┌─ RAW DATA

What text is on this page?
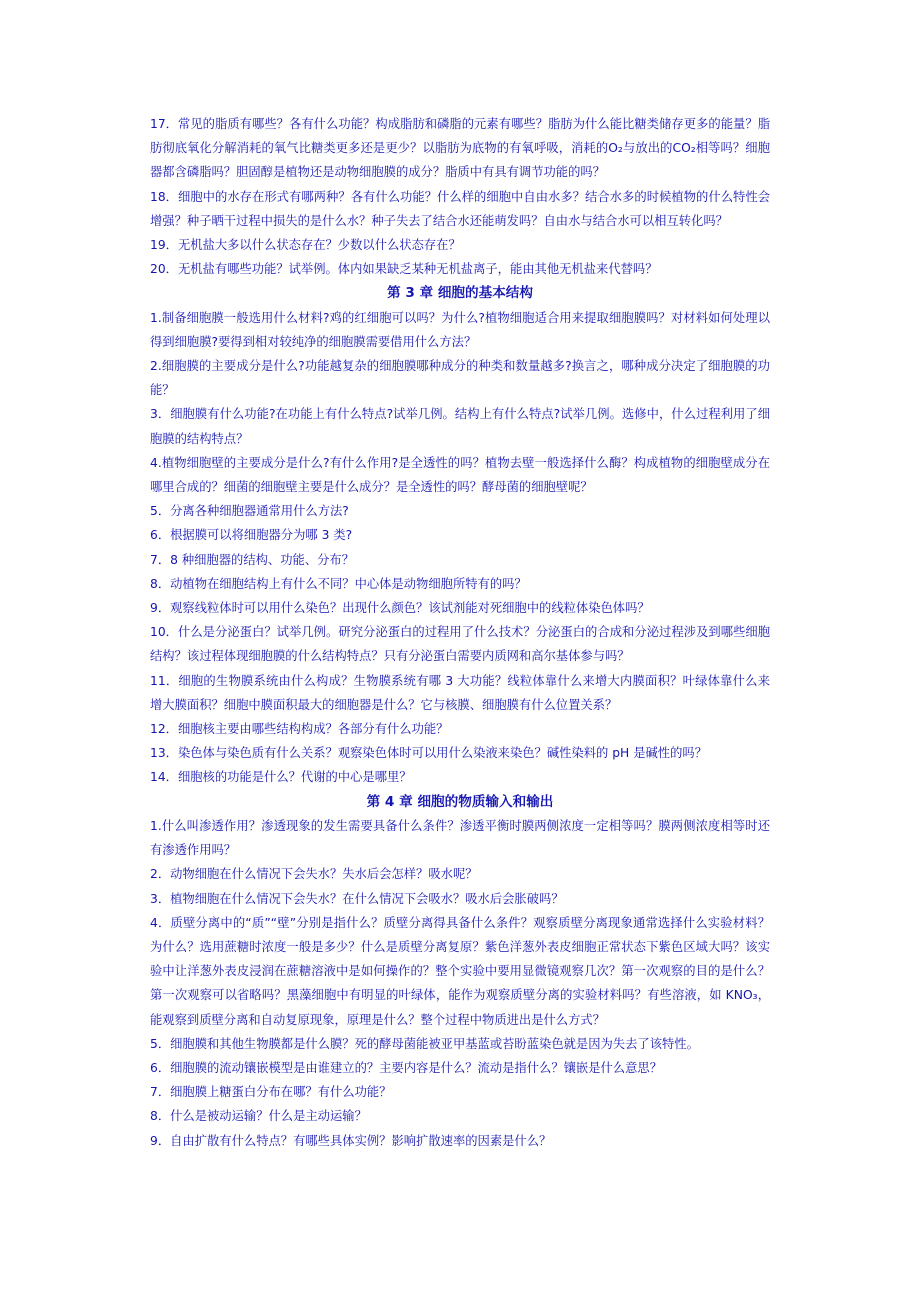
17．常见的脂质有哪些？各有什么功能？构成脂肪和磷脂的元素有哪些？脂肪为什么能比糖类储存更多的能量？脂肪彻底氧化分解消耗的氧气比糖类更多还是更少？以脂肪为底物的有氧呼吸，消耗的O₂与放出的CO₂相等吗？细胞器都含磷脂吗？胆固醇是植物还是动物细胞膜的成分？脂质中有具有调节功能的吗？

18．细胞中的水存在形式有哪两种？各有什么功能？什么样的细胞中自由水多？结合水多的时候植物的什么特性会增强？种子晒干过程中损失的是什么水？种子失去了结合水还能萌发吗？自由水与结合水可以相互转化吗？

19．无机盐大多以什么状态存在？少数以什么状态存在？

20．无机盐有哪些功能？试举例。体内如果缺乏某种无机盐离子，能由其他无机盐来代替吗？

第 3 章 细胞的基本结构

1.制备细胞膜一般选用什么材料?鸡的红细胞可以吗？为什么?植物细胞适合用来提取细胞膜吗？对材料如何处理以得到细胞膜?要得到相对较纯净的细胞膜需要借用什么方法？

2.细胞膜的主要成分是什么?功能越复杂的细胞膜哪种成分的种类和数量越多?换言之，哪种成分决定了细胞膜的功能？

3．细胞膜有什么功能?在功能上有什么特点?试举几例。结构上有什么特点?试举几例。选修中，什么过程利用了细胞膜的结构特点？

4.植物细胞壁的主要成分是什么?有什么作用?是全透性的吗？植物去壁一般选择什么酶？构成植物的细胞壁成分在哪里合成的？细菌的细胞壁主要是什么成分？是全透性的吗？酵母菌的细胞壁呢？

5．分离各种细胞器通常用什么方法?

6．根据膜可以将细胞器分为哪 3 类?

7．8 种细胞器的结构、功能、分布？

8．动植物在细胞结构上有什么不同？中心体是动物细胞所特有的吗？

9．观察线粒体时可以用什么染色？出现什么颜色？该试剂能对死细胞中的线粒体染色体吗？

10．什么是分泌蛋白？试举几例。研究分泌蛋白的过程用了什么技术？分泌蛋白的合成和分泌过程涉及到哪些细胞结构？该过程体现细胞膜的什么结构特点？只有分泌蛋白需要内质网和高尔基体参与吗？

11．细胞的生物膜系统由什么构成？生物膜系统有哪 3 大功能？线粒体靠什么来增大内膜面积？叶绿体靠什么来增大膜面积？细胞中膜面积最大的细胞器是什么？它与核膜、细胞膜有什么位置关系？

12．细胞核主要由哪些结构构成？各部分有什么功能？

13．染色体与染色质有什么关系？观察染色体时可以用什么染液来染色？碱性染料的 pH 是碱性的吗？

14．细胞核的功能是什么？代谢的中心是哪里？

第 4 章 细胞的物质输入和输出

1.什么叫渗透作用？渗透现象的发生需要具备什么条件？渗透平衡时膜两侧浓度一定相等吗？膜两侧浓度相等时还有渗透作用吗？

2．动物细胞在什么情况下会失水？失水后会怎样？吸水呢？

3．植物细胞在什么情况下会失水？在什么情况下会吸水？吸水后会胀破吗？

4．质壁分离中的“质”“壁”分别是指什么？质壁分离得具备什么条件？观察质壁分离现象通常选择什么实验材料？为什么？选用蔗糖时浓度一般是多少？什么是质壁分离复原？紫色洋葱外表皮细胞正常状态下紫色区域大吗？该实验中让洋葱外表皮浸润在蔗糖溶液中是如何操作的？整个实验中要用显微镜观察几次？第一次观察的目的是什么？第一次观察可以省略吗？黑藻细胞中有明显的叶绿体，能作为观察质壁分离的实验材料吗？有些溶液，如 KNO₃，能观察到质壁分离和自动复原现象，原理是什么？整个过程中物质进出是什么方式？

5．细胞膜和其他生物膜都是什么膜？死的酵母菌能被亚甲基蓝或苔盼蓝染色就是因为失去了该特性。

6．细胞膜的流动镶嵌模型是由谁建立的？主要内容是什么？流动是指什么？镶嵌是什么意思？

7．细胞膜上糖蛋白分布在哪？有什么功能？

8．什么是被动运输？什么是主动运输？

9．自由扩散有什么特点？有哪些具体实例？影响扩散速率的因素是什么？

└─

◆ JOB ◆
Find each line holding the word "试举几例" and copy it.

◆ TASK OUTPUT ◆
3．细胞膜有什么功能?在功能上有什么特点?试举几例。结构上有什么特点?试举几例。选修中，什么过程利用了细胞膜的结构特点？
10．什么是分泌蛋白？试举几例。研究分泌蛋白的过程用了什么技术？分泌蛋白的合成和分泌过程涉及到哪些细胞结构？该过程体现细胞膜的什么结构特点？只有分泌蛋白需要内质网和高尔基体参与吗？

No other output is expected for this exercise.